"""

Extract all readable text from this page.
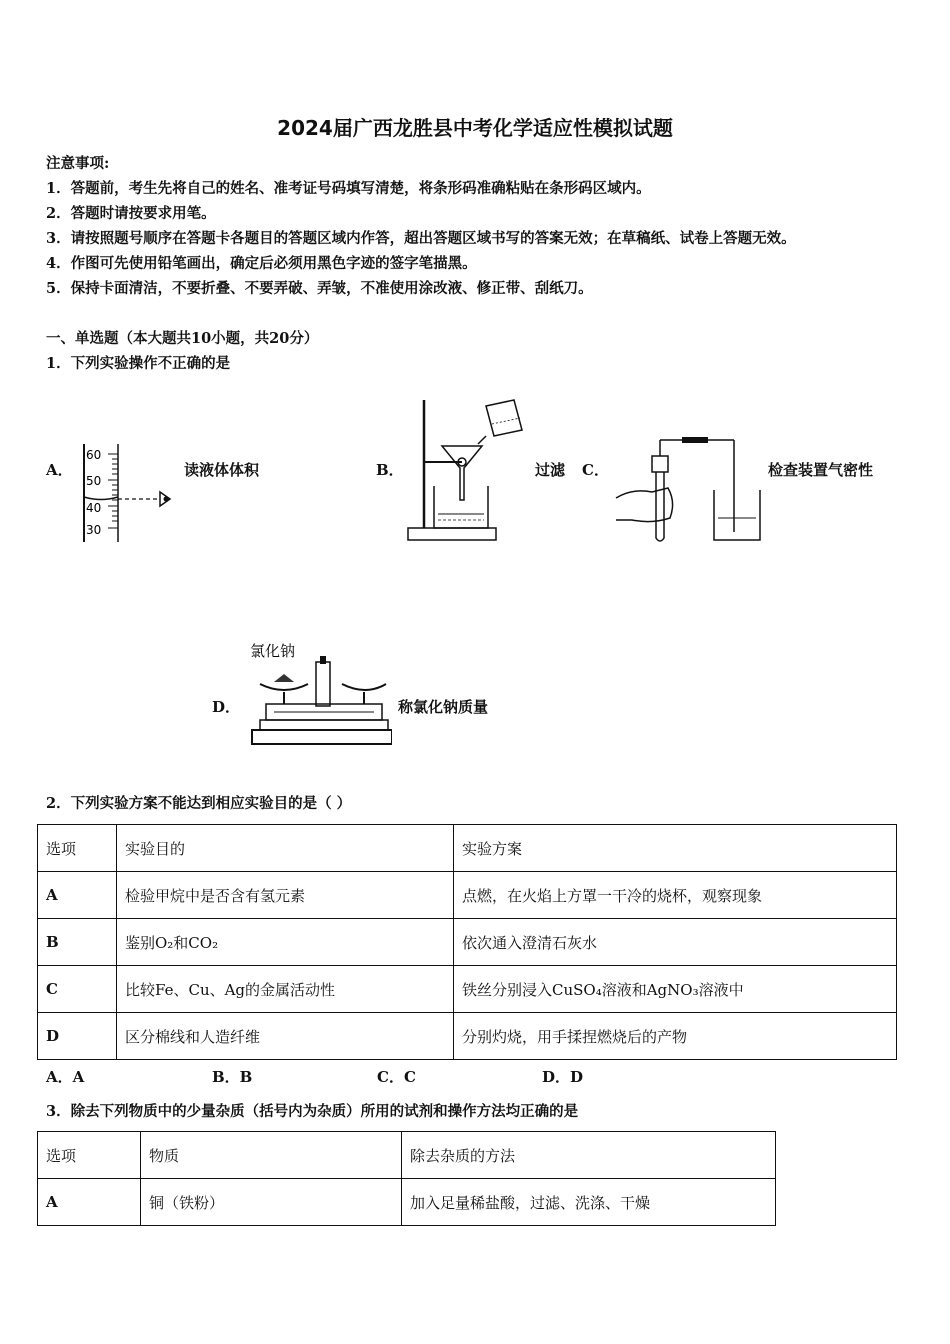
2024届广西龙胜县中考化学适应性模拟试题
注意事项:
1．答题前，考生先将自己的姓名、准考证号码填写清楚，将条形码准确粘贴在条形码区域内。
2．答题时请按要求用笔。
3．请按照题号顺序在答题卡各题目的答题区域内作答，超出答题区域书写的答案无效；在草稿纸、试卷上答题无效。
4．作图可先使用铅笔画出，确定后必须用黑色字迹的签字笔描黑。
5．保持卡面清洁，不要折叠、不要弄破、弄皱，不准使用涂改液、修正带、刮纸刀。
一、单选题（本大题共10小题，共20分）
1．下列实验操作不正确的是
A．	读液体体积	B．	过滤 C．	检查装置气密性
D．	称氯化钠质量
60
50
40
30
氯化钠
2．下列实验方案不能达到相应实验目的是（ ）
选项	实验目的	实验方案
A	检验甲烷中是否含有氢元素	点燃，在火焰上方罩一干冷的烧杯，观察现象
B	鉴别O₂和CO₂	依次通入澄清石灰水
C	比较Fe、Cu、Ag的金属活动性	铁丝分别浸入CuSO₄溶液和AgNO₃溶液中
D	区分棉线和人造纤维	分别灼烧，用手揉捏燃烧后的产物
A．A	B．B	C．C	D．D
3．除去下列物质中的少量杂质（括号内为杂质）所用的试剂和操作方法均正确的是
选项	物质	除去杂质的方法
A	铜（铁粉）	加入足量稀盐酸，过滤、洗涤、干燥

"""

### [Exercise]
Quote the preceding listing precisely and completely, omitting its images.

### [Result of this exercise]
Extract all readable text from this page.
2024届广西龙胜县中考化学适应性模拟试题
注意事项:
1．答题前，考生先将自己的姓名、准考证号码填写清楚，将条形码准确粘贴在条形码区域内。
2．答题时请按要求用笔。
3．请按照题号顺序在答题卡各题目的答题区域内作答，超出答题区域书写的答案无效；在草稿纸、试卷上答题无效。
4．作图可先使用铅笔画出，确定后必须用黑色字迹的签字笔描黑。
5．保持卡面清洁，不要折叠、不要弄破、弄皱，不准使用涂改液、修正带、刮纸刀。
一、单选题（本大题共10小题，共20分）
1．下列实验操作不正确的是
A．	读液体体积	B．	过滤 C．	检查装置气密性
D．	称氯化钠质量
60
50
40
30
氯化钠
2．下列实验方案不能达到相应实验目的是（ ）
选项	实验目的	实验方案
A	检验甲烷中是否含有氢元素	点燃，在火焰上方罩一干冷的烧杯，观察现象
B	鉴别O₂和CO₂	依次通入澄清石灰水
C	比较Fe、Cu、Ag的金属活动性	铁丝分别浸入CuSO₄溶液和AgNO₃溶液中
D	区分棉线和人造纤维	分别灼烧，用手揉捏燃烧后的产物
A．A	B．B	C．C	D．D
3．除去下列物质中的少量杂质（括号内为杂质）所用的试剂和操作方法均正确的是
选项	物质	除去杂质的方法
A	铜（铁粉）	加入足量稀盐酸，过滤、洗涤、干燥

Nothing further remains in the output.